[LISTING]
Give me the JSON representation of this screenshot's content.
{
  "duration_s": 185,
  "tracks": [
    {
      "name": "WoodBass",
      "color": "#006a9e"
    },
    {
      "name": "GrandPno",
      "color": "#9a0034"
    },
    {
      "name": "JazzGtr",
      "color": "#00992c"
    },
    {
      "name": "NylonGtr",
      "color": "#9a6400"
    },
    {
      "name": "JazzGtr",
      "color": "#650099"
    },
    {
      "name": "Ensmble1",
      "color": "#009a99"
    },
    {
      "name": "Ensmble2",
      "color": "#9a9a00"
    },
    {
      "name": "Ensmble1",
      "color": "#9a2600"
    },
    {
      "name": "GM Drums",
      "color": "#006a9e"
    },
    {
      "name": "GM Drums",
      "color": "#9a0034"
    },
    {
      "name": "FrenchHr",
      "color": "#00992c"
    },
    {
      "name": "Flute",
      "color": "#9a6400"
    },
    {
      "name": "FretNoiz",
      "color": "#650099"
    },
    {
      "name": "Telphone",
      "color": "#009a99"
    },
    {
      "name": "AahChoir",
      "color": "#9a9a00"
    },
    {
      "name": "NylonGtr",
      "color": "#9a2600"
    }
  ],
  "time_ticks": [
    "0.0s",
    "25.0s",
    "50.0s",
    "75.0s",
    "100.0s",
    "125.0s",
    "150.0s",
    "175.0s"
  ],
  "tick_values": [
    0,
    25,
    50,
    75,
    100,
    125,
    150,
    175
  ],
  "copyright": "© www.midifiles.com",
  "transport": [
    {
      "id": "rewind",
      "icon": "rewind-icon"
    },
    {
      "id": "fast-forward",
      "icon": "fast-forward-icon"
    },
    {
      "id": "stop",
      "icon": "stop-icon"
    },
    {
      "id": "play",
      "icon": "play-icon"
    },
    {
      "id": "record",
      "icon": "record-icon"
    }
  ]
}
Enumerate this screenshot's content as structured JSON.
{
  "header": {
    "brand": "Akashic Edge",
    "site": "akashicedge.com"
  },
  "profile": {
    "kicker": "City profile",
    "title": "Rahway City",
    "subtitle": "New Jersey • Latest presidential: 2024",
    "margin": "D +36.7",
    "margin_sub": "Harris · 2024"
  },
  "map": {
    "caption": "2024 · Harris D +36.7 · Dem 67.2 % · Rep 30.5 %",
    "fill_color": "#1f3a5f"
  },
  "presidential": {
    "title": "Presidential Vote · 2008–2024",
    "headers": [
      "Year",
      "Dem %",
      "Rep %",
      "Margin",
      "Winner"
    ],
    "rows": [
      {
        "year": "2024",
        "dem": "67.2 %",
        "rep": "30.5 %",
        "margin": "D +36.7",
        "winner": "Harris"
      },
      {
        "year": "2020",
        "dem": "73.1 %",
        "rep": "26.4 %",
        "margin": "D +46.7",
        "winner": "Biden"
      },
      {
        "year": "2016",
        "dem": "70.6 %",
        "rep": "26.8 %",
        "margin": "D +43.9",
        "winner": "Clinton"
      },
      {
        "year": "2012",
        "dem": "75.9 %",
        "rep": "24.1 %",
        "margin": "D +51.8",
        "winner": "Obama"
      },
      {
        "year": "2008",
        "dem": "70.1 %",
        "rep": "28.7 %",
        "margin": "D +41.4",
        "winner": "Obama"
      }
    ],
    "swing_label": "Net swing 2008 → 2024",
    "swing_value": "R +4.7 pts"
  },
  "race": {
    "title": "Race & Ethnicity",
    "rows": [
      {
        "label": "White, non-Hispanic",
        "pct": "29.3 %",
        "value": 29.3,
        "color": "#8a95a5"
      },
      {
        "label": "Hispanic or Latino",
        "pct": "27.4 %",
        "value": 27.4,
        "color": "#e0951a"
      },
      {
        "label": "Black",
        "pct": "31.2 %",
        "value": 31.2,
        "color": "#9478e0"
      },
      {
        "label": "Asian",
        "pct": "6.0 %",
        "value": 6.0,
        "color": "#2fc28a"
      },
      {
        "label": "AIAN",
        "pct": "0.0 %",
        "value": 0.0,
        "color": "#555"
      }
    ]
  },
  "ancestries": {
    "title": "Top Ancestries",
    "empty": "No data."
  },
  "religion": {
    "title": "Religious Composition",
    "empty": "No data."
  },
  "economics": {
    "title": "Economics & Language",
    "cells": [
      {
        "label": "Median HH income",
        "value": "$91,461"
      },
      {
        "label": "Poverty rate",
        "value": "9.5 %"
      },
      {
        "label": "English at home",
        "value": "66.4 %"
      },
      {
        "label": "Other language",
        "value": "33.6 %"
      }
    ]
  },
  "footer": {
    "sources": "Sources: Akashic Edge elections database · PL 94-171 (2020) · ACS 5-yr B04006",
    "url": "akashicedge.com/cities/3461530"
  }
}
--
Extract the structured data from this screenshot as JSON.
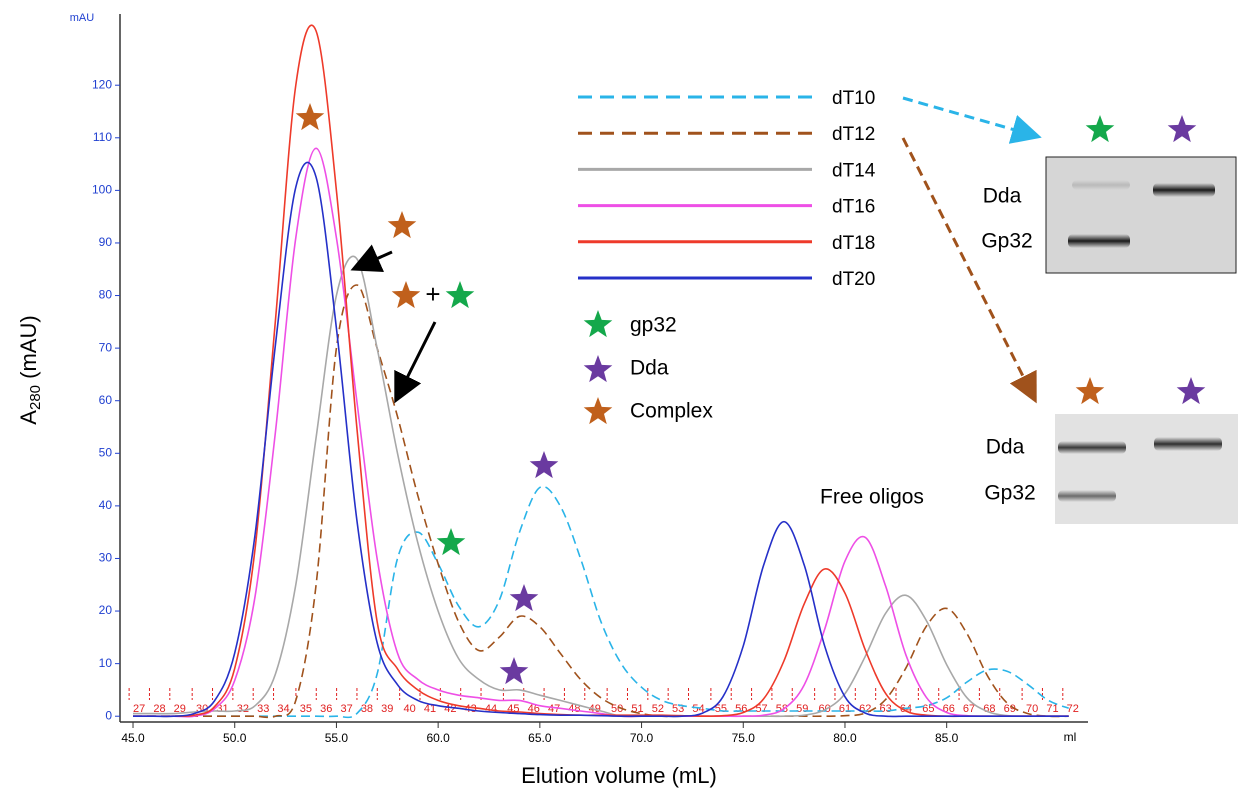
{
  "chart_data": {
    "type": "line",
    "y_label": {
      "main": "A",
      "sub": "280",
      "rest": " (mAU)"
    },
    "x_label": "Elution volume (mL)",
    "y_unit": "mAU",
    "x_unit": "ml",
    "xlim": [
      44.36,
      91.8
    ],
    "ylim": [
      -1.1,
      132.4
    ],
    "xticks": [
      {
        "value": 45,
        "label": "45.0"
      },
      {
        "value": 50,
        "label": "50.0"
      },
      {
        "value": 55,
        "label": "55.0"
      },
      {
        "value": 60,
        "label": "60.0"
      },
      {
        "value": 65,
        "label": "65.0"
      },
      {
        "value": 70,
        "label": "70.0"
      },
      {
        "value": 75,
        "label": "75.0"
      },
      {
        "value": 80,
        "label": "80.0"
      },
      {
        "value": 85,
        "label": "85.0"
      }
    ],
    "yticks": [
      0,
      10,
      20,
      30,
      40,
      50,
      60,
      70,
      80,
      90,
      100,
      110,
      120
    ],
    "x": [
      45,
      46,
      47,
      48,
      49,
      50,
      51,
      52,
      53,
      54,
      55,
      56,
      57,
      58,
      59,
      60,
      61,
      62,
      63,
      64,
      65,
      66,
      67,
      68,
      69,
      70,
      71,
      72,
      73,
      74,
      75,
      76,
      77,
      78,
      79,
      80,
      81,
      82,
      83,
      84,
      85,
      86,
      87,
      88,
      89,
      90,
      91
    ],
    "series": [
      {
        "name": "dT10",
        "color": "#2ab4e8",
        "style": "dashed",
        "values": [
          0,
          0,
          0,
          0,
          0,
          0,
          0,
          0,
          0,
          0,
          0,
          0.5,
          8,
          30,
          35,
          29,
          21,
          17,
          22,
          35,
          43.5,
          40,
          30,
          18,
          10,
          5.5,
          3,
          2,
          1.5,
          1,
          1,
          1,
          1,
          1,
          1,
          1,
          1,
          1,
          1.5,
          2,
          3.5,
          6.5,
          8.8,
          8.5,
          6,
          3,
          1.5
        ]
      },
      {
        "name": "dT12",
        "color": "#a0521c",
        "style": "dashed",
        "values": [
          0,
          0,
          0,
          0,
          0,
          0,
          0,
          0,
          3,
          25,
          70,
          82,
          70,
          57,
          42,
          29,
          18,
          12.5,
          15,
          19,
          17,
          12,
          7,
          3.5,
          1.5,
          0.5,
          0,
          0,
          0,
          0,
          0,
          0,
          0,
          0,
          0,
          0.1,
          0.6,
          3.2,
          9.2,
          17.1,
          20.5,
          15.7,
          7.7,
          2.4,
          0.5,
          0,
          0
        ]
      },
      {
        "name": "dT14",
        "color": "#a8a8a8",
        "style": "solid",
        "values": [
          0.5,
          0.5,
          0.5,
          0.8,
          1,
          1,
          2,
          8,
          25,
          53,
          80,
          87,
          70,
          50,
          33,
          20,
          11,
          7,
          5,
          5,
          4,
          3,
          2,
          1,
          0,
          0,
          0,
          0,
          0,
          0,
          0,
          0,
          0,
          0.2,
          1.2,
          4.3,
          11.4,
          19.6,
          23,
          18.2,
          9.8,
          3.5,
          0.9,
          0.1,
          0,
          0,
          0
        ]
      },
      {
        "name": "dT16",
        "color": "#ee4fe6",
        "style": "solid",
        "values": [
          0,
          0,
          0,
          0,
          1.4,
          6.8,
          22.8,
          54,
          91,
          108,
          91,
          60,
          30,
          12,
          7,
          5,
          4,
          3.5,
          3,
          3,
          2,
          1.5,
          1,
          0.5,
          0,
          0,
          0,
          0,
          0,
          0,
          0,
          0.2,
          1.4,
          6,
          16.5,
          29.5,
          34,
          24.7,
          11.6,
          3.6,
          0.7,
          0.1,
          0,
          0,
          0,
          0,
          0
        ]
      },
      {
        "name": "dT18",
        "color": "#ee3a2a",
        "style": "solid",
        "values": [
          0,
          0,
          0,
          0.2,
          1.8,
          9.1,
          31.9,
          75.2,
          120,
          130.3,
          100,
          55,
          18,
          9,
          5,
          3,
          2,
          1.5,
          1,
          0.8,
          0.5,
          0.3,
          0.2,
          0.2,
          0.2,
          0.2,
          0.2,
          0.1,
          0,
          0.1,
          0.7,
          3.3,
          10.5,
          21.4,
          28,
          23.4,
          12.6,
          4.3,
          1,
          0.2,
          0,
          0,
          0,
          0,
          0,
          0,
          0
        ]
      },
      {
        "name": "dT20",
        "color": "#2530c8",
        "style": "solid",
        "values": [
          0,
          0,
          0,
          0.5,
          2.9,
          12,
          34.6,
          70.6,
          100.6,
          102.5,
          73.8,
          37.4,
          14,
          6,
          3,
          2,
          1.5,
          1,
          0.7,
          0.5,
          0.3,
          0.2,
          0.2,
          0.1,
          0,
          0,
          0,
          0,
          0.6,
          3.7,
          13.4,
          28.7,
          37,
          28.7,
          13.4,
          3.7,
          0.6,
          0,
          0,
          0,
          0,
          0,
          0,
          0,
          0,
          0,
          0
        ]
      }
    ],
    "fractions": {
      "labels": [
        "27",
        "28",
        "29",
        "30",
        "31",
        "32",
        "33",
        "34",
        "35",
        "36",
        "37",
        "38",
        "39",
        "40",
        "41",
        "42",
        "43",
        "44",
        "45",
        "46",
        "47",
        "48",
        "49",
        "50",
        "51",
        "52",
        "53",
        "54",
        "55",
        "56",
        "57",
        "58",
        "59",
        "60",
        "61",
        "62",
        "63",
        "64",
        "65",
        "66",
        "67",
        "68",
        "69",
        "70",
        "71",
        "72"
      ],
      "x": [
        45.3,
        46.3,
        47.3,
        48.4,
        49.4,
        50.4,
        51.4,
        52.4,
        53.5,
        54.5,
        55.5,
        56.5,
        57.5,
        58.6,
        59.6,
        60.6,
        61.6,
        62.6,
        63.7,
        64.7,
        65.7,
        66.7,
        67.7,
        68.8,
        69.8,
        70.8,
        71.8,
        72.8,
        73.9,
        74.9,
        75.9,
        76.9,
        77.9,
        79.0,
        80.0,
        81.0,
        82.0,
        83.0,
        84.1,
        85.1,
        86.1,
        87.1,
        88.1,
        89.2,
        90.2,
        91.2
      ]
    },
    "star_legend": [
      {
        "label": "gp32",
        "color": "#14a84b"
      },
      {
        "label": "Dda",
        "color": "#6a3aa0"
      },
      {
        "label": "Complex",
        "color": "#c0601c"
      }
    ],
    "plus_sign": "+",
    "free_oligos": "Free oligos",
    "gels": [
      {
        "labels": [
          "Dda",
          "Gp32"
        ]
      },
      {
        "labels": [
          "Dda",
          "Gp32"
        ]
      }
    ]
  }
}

[WHAT YOU WILL DO] Copy each line above containing the string "icon".

[OUTPUT]
      "icon": "rewind-icon"
      "icon": "fast-forward-icon"
      "icon": "stop-icon"
      "icon": "play-icon"
      "icon": "record-icon"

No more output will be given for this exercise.